Spatial annotation records:
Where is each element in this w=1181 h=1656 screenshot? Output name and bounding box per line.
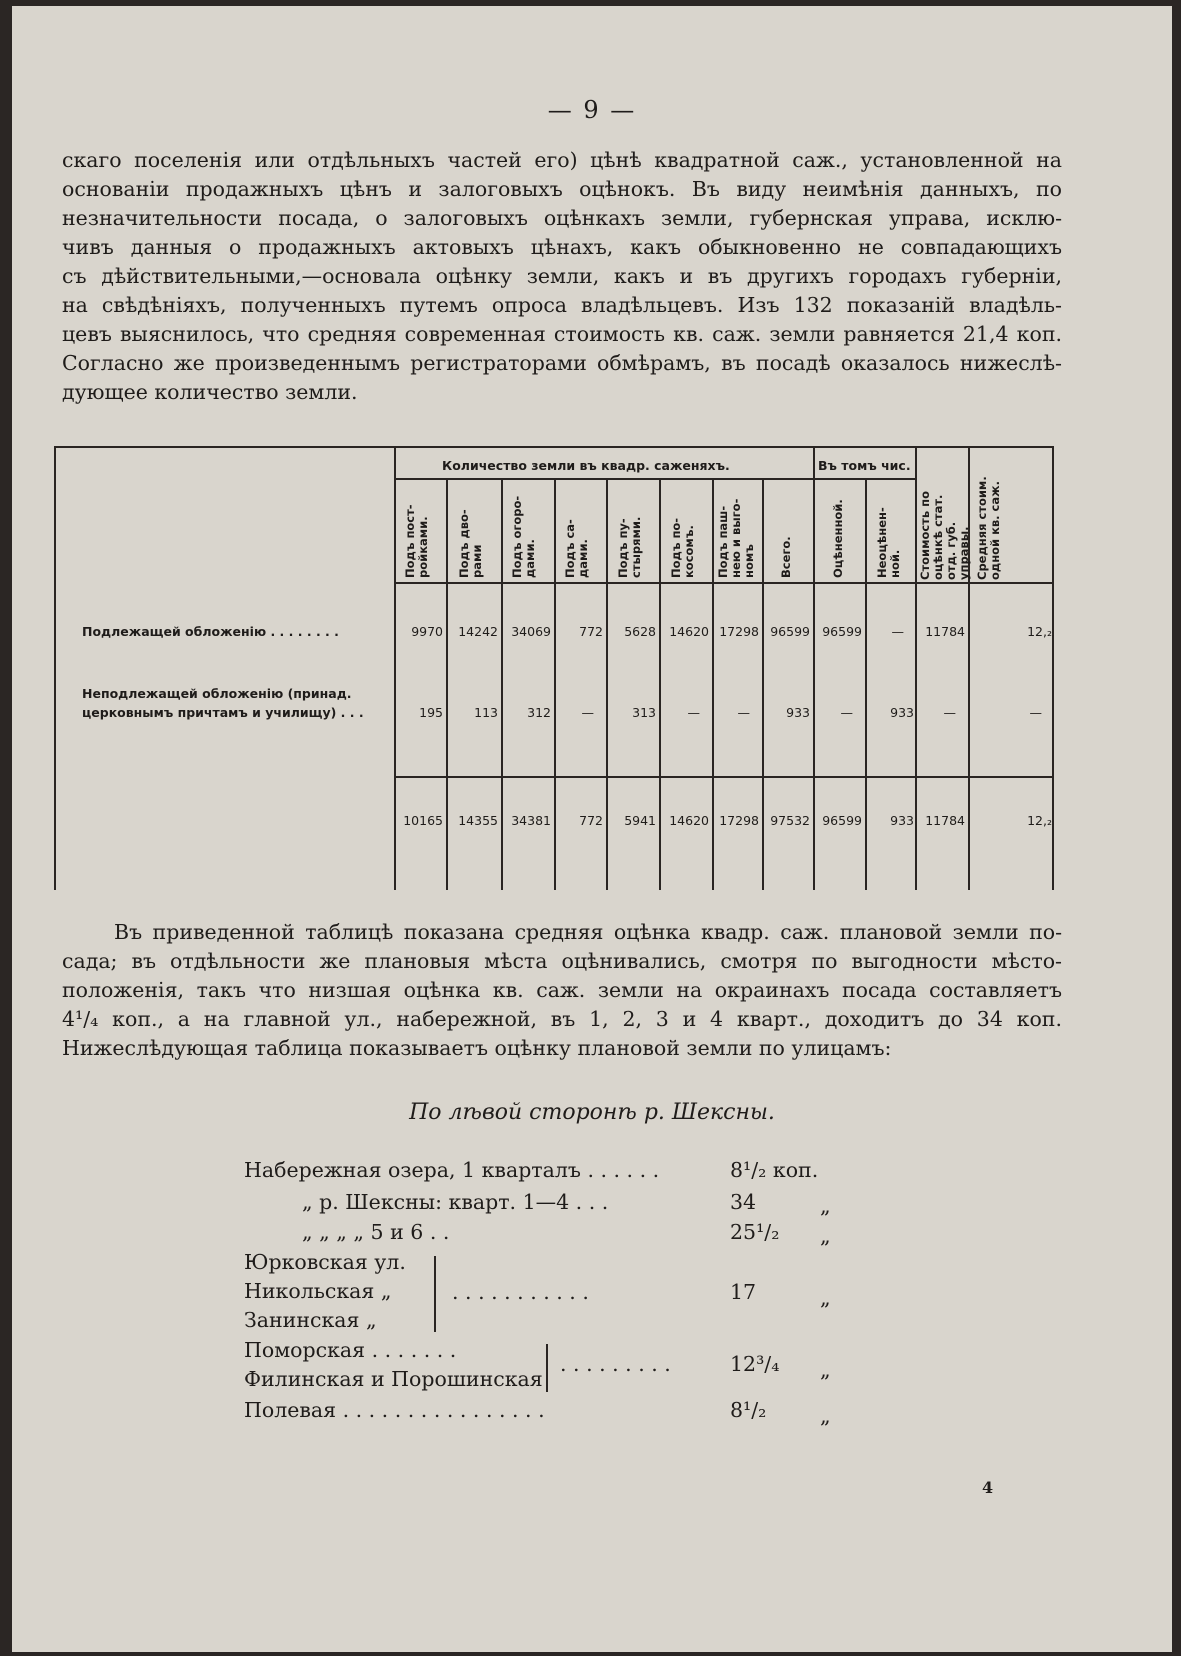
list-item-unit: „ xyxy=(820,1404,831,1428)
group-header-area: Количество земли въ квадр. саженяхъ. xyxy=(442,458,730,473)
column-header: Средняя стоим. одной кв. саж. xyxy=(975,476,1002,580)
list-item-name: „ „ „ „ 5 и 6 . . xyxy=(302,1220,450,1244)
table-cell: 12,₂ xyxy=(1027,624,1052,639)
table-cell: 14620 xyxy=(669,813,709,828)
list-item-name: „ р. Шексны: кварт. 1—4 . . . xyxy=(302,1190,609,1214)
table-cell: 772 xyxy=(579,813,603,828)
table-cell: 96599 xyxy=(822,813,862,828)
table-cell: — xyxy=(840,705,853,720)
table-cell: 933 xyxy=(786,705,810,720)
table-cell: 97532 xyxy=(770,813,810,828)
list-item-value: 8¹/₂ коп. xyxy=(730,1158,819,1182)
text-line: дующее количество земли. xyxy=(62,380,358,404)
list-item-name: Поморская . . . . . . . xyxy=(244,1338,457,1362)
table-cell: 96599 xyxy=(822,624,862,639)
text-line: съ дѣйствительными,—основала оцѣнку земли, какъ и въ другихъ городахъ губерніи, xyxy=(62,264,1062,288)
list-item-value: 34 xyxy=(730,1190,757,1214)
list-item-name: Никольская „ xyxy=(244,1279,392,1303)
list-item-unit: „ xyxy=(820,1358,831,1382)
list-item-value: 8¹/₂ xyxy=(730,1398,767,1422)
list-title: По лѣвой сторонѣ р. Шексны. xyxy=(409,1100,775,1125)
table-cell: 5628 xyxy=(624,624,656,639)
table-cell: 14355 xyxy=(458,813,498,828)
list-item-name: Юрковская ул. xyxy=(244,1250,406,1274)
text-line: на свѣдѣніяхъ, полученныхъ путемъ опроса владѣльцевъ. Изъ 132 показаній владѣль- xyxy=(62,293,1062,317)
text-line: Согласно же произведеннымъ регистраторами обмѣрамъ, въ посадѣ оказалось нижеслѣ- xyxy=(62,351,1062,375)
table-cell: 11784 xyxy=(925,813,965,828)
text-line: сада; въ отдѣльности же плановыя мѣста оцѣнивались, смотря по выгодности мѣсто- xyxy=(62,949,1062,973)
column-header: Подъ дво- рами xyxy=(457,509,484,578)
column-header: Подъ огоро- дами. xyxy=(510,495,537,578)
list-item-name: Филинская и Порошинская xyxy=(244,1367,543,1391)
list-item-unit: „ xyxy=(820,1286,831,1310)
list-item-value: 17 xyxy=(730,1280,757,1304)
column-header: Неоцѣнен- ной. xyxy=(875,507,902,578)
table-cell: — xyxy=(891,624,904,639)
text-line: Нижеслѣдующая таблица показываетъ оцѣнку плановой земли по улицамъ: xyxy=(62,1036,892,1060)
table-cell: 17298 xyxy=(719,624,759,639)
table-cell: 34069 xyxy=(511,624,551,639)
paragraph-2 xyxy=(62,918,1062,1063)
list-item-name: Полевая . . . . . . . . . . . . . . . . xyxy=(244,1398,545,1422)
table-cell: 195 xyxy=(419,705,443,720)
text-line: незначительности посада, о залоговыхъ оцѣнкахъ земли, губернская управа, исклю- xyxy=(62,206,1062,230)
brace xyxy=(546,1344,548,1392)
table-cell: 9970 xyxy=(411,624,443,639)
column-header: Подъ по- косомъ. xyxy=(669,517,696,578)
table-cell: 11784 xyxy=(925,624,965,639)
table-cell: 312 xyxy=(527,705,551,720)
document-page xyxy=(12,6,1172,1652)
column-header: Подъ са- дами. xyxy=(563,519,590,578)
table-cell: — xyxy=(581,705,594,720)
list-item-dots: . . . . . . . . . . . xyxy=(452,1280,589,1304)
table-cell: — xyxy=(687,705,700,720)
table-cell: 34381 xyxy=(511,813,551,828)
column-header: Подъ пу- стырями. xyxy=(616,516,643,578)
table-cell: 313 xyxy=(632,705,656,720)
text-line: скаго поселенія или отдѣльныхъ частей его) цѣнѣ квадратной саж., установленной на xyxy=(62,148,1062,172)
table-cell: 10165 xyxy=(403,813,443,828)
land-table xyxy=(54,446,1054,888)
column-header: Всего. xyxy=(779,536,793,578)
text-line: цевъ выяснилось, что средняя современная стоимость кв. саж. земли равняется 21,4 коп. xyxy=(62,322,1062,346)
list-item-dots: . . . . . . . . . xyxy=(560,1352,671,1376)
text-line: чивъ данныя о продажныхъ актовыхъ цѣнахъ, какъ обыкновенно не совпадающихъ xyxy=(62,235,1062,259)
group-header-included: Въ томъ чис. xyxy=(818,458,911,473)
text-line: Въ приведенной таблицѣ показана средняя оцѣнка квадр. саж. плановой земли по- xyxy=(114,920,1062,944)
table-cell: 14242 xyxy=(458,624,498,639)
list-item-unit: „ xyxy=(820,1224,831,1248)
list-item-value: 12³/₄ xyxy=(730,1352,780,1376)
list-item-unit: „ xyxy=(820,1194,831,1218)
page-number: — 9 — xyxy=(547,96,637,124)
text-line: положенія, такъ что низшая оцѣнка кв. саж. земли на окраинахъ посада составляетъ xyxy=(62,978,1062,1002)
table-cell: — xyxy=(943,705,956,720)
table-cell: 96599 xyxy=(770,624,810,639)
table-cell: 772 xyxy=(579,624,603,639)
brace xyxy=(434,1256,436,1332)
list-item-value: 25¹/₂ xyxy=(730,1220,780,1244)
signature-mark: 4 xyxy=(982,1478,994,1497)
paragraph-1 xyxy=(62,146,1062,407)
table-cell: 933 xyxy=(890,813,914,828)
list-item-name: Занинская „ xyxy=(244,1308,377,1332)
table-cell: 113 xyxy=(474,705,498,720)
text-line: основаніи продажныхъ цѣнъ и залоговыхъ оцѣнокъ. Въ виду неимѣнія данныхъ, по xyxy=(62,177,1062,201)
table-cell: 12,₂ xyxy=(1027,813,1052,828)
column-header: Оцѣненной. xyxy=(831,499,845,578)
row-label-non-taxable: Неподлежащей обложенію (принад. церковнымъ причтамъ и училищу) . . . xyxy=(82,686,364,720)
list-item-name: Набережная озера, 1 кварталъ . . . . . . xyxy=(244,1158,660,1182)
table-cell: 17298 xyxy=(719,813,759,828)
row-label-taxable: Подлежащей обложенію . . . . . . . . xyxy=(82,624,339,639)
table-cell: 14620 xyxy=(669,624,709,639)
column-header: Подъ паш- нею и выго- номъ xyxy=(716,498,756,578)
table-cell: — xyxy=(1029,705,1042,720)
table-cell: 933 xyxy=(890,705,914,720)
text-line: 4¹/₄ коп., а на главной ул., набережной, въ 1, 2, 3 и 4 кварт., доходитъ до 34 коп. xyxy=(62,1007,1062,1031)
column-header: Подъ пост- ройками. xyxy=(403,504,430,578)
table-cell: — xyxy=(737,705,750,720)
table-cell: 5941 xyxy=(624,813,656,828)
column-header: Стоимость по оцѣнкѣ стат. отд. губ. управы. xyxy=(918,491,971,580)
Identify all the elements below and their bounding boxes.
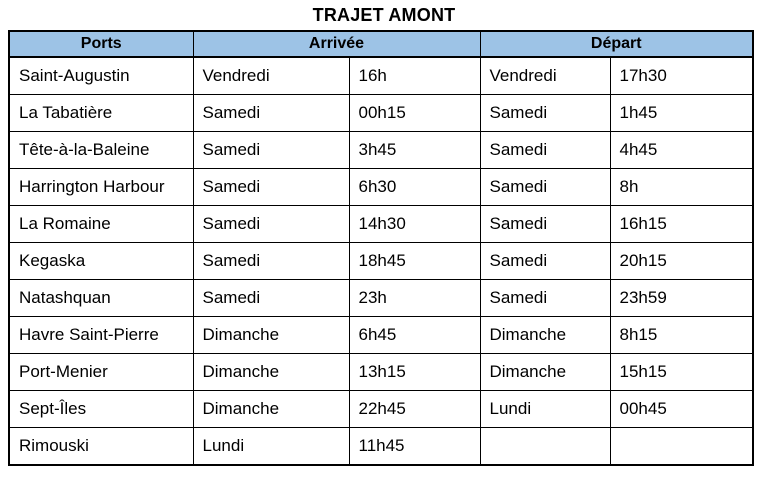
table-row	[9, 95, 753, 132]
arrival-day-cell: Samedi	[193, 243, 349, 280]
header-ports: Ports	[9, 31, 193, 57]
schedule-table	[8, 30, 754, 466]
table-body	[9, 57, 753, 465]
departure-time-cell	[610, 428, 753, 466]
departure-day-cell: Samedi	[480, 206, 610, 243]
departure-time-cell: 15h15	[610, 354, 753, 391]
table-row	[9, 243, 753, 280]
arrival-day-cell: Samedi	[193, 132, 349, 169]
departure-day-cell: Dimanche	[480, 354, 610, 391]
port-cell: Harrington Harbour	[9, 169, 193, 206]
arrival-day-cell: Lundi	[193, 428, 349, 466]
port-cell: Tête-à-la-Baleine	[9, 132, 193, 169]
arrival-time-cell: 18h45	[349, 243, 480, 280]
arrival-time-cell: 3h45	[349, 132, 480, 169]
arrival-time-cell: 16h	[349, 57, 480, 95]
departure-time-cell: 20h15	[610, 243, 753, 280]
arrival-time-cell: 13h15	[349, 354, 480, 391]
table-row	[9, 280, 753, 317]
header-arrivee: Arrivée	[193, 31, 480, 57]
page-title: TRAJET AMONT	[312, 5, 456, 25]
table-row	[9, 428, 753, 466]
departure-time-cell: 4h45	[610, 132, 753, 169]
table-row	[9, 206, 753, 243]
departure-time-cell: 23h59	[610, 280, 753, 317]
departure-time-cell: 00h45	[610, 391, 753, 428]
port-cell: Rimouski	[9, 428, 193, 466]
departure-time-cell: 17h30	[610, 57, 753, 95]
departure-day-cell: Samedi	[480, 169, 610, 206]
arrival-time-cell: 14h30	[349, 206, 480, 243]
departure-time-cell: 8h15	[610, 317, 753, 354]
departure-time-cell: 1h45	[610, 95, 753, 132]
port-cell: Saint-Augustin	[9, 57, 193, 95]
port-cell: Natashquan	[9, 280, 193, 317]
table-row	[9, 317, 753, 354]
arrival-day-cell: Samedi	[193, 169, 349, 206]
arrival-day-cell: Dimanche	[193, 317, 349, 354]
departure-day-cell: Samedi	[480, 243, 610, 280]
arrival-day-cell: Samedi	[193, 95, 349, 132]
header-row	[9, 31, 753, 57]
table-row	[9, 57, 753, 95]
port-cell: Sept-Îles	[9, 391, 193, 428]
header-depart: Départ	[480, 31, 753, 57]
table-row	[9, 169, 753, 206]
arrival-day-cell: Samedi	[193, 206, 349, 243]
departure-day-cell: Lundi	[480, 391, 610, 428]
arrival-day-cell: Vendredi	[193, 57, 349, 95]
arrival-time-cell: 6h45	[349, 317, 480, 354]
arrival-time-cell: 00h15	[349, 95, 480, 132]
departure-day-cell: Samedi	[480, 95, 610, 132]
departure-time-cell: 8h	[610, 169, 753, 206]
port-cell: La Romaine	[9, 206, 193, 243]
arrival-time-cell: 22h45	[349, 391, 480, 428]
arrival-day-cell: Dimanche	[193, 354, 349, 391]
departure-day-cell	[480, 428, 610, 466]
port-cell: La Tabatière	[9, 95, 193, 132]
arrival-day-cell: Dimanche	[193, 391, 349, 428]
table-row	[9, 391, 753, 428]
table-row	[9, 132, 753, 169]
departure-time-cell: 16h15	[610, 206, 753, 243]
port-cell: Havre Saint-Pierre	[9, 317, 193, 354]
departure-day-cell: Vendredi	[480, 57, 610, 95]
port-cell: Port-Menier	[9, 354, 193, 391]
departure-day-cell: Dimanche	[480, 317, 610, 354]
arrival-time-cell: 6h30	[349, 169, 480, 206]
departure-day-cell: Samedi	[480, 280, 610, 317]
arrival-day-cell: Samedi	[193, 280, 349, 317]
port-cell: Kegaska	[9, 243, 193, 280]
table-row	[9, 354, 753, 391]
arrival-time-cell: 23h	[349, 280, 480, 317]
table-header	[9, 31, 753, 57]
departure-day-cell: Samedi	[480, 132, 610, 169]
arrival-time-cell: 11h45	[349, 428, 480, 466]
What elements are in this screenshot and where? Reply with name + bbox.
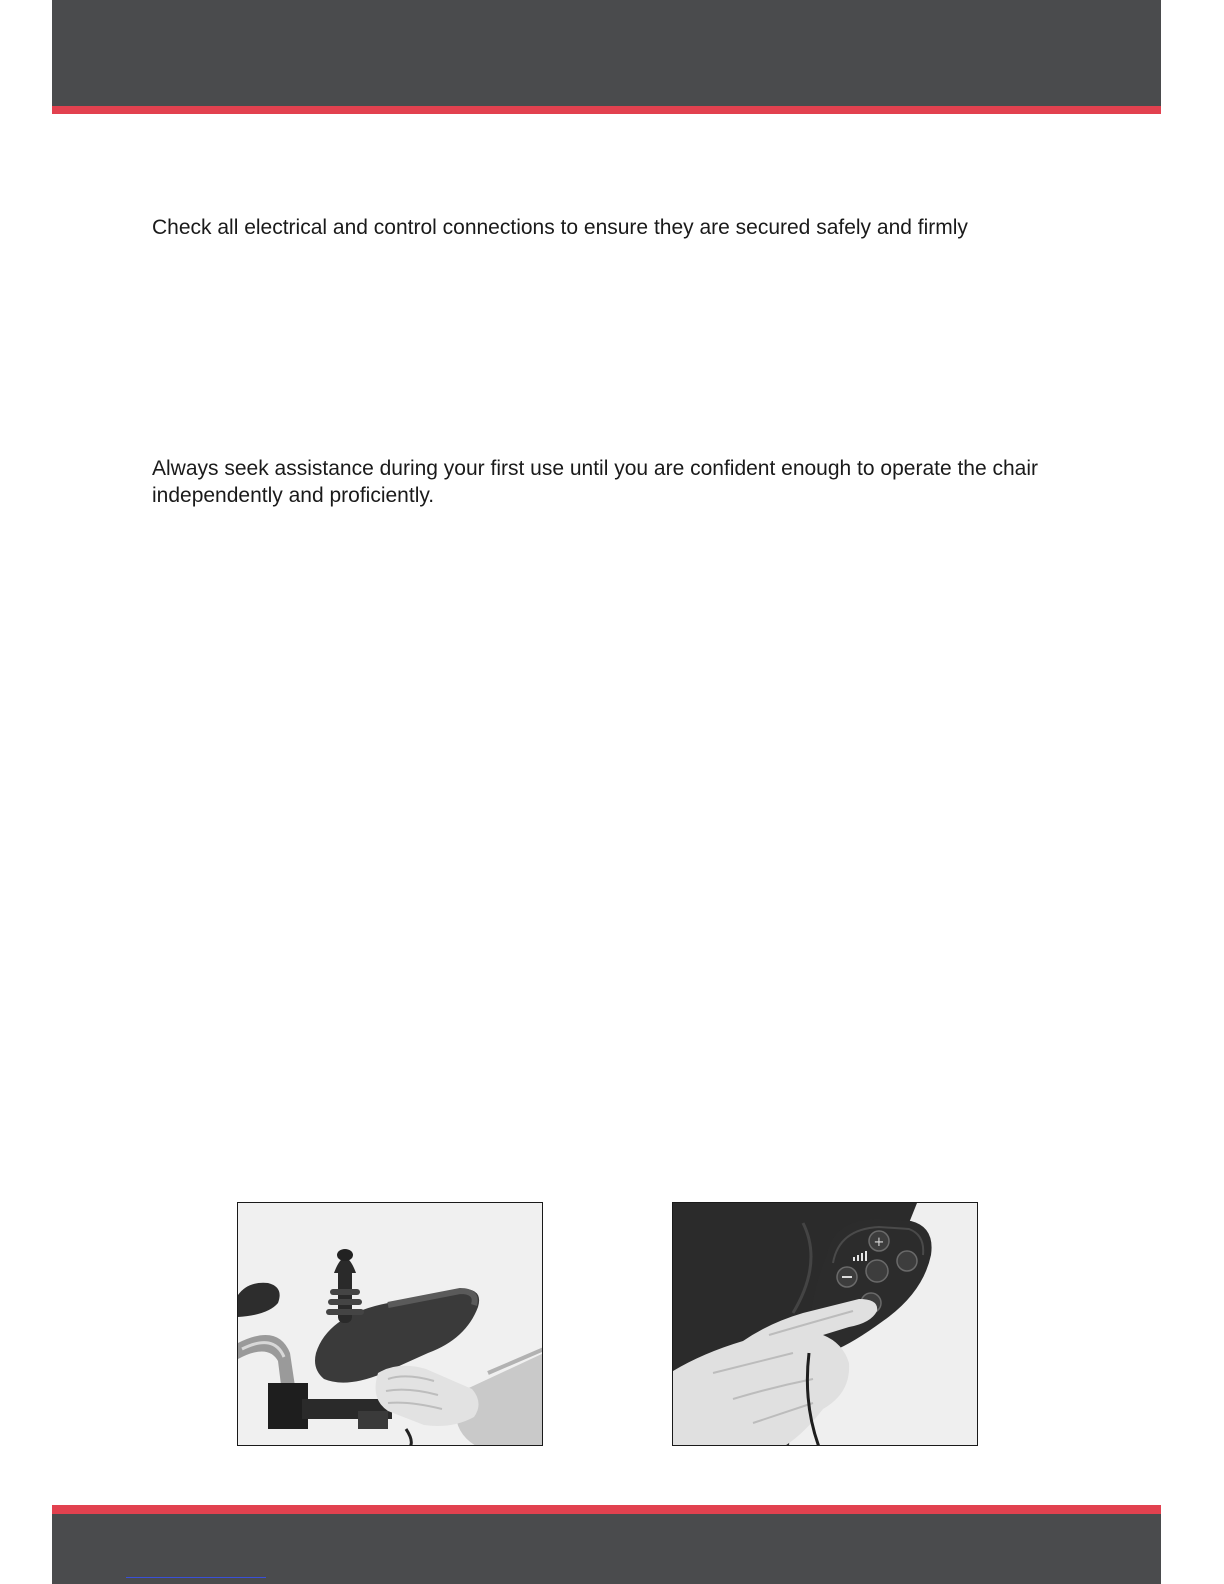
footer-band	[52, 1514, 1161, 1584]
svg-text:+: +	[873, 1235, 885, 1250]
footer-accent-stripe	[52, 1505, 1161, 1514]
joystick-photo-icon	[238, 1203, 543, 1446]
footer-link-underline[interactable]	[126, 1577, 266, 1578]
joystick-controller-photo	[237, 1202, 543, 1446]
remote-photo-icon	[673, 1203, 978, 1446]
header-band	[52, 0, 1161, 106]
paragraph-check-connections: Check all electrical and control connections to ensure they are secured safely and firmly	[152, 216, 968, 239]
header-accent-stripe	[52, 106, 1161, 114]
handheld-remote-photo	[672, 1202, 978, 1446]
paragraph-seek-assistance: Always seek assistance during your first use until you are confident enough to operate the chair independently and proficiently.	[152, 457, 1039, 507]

* [WHAT YOU NEED TO DO] Update the stretch of the records from the line that contains "list-item-unit: „ xyxy=(820,1404,831,1428)" through the line that contains "table-cell: 96599 xyxy=(822,624,862,639)" by replacing "table-cell" with "grid-cell", changing nothing else. Return only those lines.

* [REPLY TO THE TASK]
list-item-unit: „ xyxy=(820,1404,831,1428)
group-header-area: Количество земли въ квадр. саженяхъ. xyxy=(442,458,730,473)
column-header: Средняя стоим. одной кв. саж. xyxy=(975,476,1002,580)
list-item-name: „ „ „ „ 5 и 6 . . xyxy=(302,1220,450,1244)
grid-cell: 12,₂ xyxy=(1027,624,1052,639)
grid-cell: 14620 xyxy=(669,813,709,828)
list-item-name: „ р. Шексны: кварт. 1—4 . . . xyxy=(302,1190,609,1214)
grid-cell: 772 xyxy=(579,813,603,828)
grid-cell: 96599 xyxy=(822,813,862,828)
grid-cell: — xyxy=(840,705,853,720)
grid-cell: 933 xyxy=(786,705,810,720)
grid-cell: 97532 xyxy=(770,813,810,828)
list-item-value: 8¹/₂ коп. xyxy=(730,1158,819,1182)
text-line: дующее количество земли. xyxy=(62,380,358,404)
list-item-name: Поморская . . . . . . . xyxy=(244,1338,457,1362)
grid-cell: 96599 xyxy=(822,624,862,639)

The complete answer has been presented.